Source material —
#####

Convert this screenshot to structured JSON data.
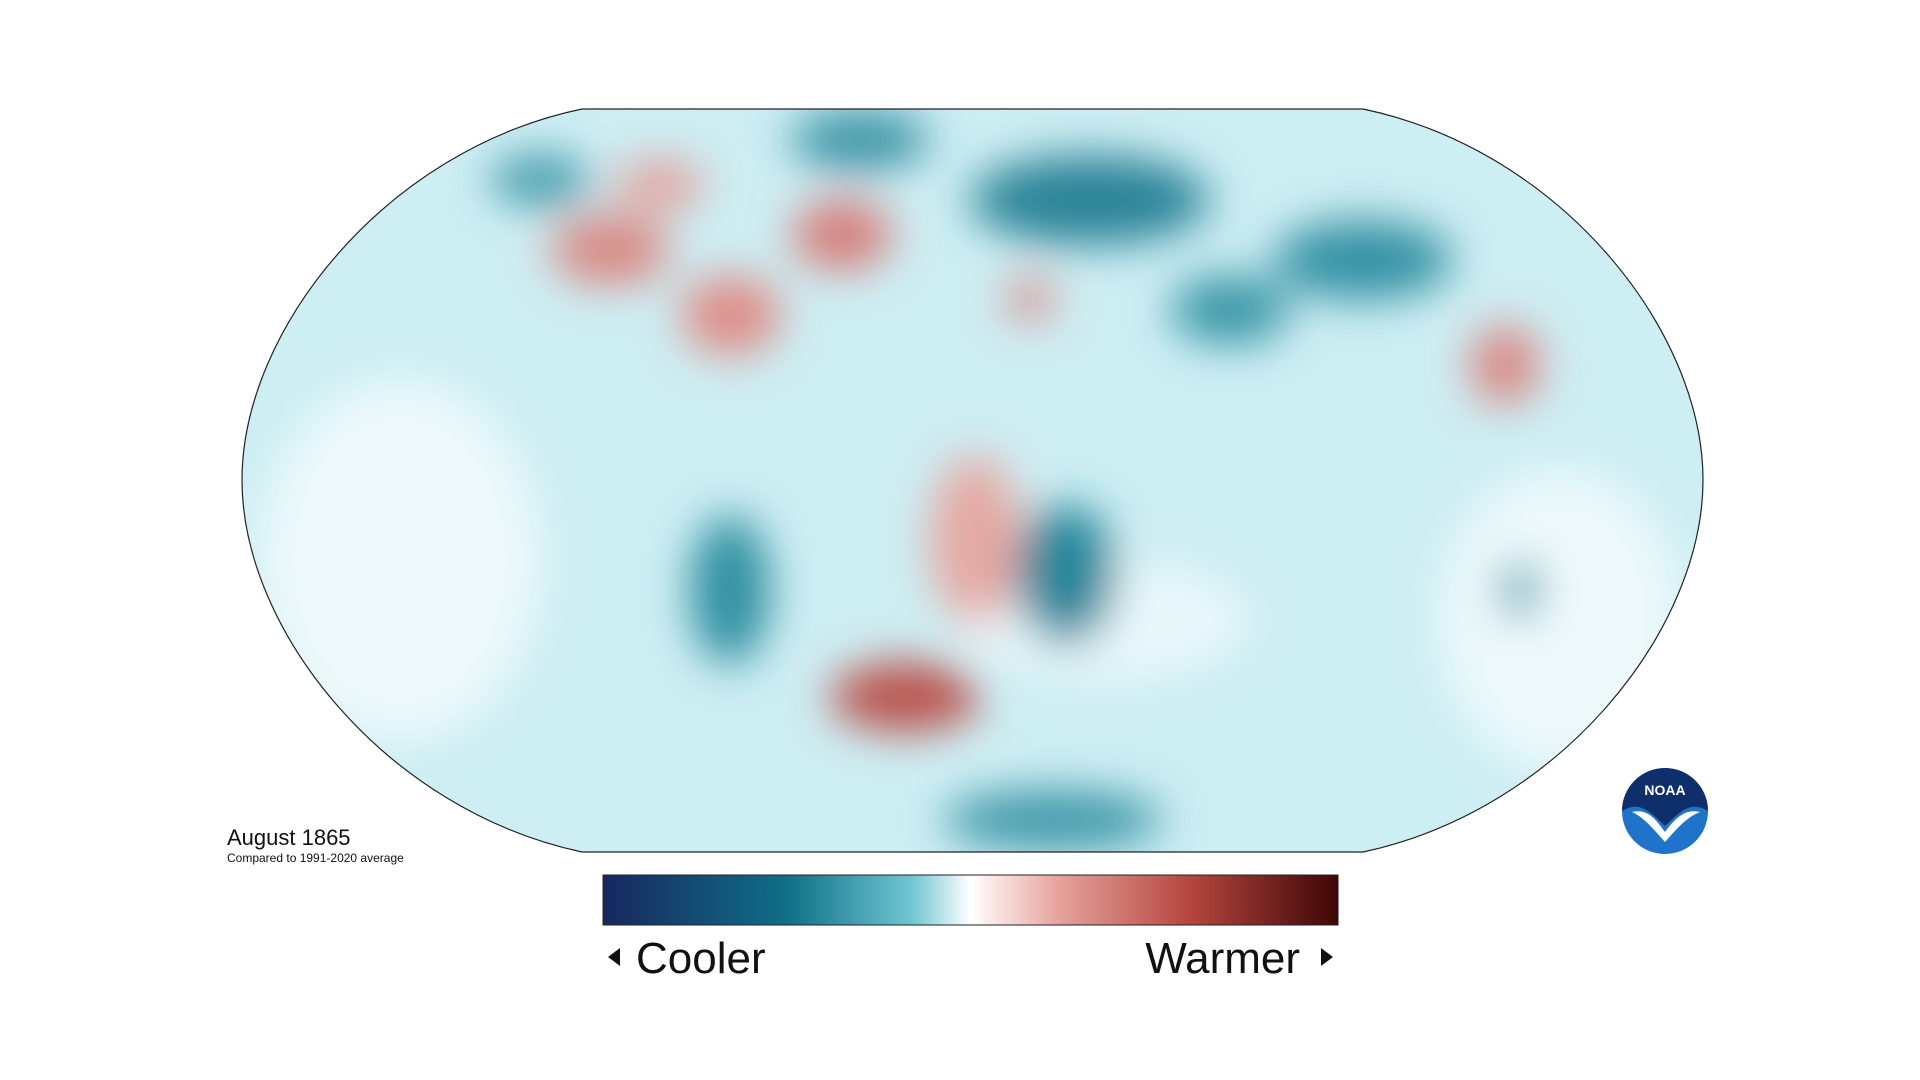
{
  "map": {
    "title": "August 1865",
    "subtitle": "Compared to 1991-2020 average"
  },
  "legend": {
    "low_label": "Cooler",
    "high_label": "Warmer"
  },
  "logo": {
    "label": "NOAA"
  }
}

#####

The problem — Keep the pictures out and write out the records exactly.

Exercise response —
Convert this screenshot to structured JSON data.
{
  "map": {
    "title": "August 1865",
    "subtitle": "Compared to 1991-2020 average"
  },
  "legend": {
    "low_label": "Cooler",
    "high_label": "Warmer"
  },
  "logo": {
    "label": "NOAA"
  }
}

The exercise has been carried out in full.